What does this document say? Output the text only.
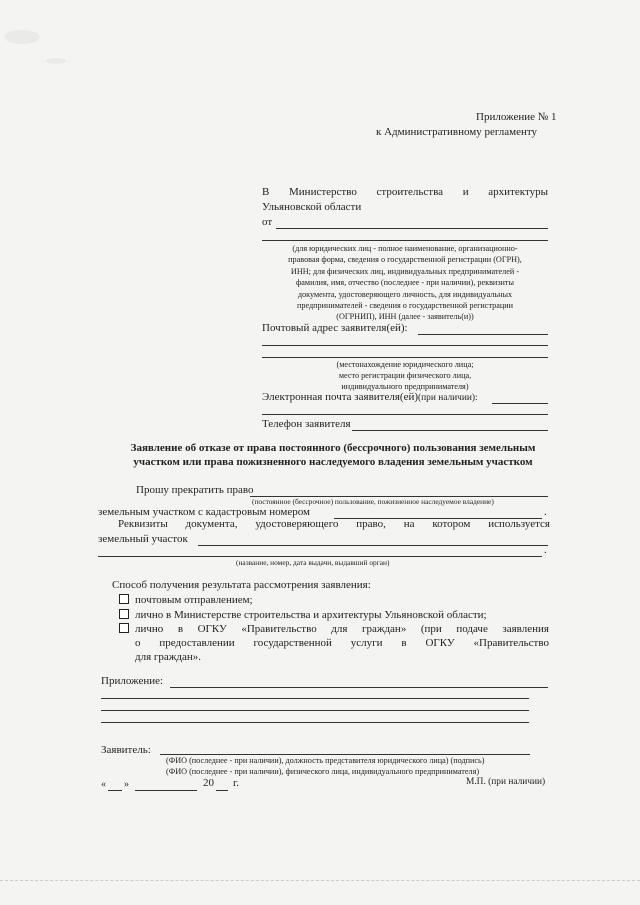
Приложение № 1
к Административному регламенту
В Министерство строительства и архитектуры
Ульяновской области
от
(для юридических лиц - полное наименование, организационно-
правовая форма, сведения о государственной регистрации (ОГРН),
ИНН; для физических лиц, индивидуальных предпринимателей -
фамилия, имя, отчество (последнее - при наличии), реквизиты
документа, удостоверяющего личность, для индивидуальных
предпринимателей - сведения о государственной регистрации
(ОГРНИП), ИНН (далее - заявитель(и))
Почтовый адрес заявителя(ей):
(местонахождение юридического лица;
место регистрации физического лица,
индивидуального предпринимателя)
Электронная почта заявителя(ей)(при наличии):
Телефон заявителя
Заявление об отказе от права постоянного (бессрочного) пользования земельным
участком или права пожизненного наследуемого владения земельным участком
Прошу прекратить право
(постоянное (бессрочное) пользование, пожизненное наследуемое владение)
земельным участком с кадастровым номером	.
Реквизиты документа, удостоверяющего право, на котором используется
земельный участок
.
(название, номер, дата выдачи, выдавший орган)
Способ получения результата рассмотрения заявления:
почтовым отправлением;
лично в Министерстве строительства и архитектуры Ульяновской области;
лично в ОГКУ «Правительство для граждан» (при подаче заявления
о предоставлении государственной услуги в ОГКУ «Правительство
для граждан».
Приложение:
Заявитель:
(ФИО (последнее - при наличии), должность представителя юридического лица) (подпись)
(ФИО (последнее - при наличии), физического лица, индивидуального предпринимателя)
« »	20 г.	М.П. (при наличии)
* * *
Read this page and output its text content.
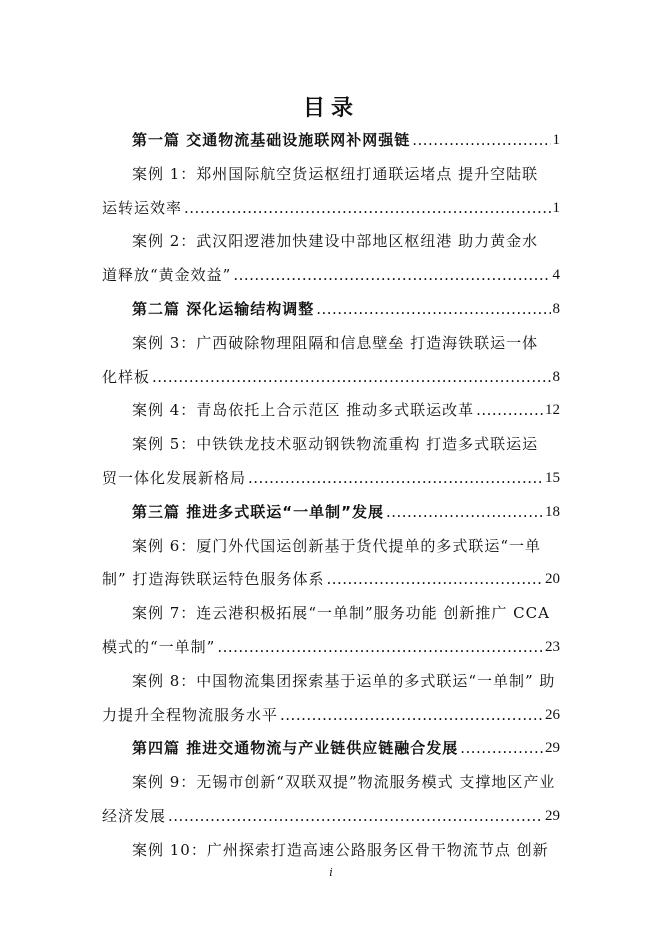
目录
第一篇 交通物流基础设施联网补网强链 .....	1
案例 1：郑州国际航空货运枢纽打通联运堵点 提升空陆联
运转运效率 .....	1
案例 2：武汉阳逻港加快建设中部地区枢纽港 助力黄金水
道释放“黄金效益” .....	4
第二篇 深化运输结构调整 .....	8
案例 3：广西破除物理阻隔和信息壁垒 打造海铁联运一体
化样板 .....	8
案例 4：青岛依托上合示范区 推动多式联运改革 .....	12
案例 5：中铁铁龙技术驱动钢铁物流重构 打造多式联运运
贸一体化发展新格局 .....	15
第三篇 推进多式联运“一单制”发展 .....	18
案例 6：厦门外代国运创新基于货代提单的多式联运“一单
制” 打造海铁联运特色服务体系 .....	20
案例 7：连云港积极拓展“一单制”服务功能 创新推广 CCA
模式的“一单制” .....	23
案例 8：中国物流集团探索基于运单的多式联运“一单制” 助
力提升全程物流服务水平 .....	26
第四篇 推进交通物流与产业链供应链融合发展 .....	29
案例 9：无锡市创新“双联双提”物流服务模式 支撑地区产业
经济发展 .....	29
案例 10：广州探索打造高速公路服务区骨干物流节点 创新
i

> **YOUR OBJECTIVE**
For the listing above, identify each line bearing "документа".

> **CORRECT RESULT**
документа, удостоверяющего личность, для индивидуальных
Реквизиты документа, удостоверяющего право, на котором используется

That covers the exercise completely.